→ **Assignment**
Copy each line that includes the string "Oberbürgermeister" from the material into your answer.

→ **Entries shown**
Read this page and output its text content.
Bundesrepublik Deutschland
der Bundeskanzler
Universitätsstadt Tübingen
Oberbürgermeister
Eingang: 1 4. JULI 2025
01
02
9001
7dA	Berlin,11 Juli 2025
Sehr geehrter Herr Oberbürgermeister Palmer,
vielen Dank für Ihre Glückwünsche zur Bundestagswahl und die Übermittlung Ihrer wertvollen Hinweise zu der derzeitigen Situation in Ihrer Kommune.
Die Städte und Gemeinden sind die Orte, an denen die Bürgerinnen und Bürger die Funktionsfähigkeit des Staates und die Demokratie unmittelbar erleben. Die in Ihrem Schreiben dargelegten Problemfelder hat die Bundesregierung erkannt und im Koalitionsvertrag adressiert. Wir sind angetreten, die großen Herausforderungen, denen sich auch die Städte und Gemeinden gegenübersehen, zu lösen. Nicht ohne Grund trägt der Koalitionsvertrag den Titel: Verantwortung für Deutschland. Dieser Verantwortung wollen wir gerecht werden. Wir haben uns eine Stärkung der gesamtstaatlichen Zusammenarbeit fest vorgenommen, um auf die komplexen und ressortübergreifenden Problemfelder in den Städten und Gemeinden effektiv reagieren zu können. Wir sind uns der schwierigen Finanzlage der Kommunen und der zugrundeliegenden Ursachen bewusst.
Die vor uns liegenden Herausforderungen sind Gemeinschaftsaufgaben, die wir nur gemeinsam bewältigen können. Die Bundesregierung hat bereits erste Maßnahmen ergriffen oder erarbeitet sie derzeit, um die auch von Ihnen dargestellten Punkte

→ **Output for this exercise**
Oberbürgermeister
Sehr geehrter Herr Oberbürgermeister Palmer,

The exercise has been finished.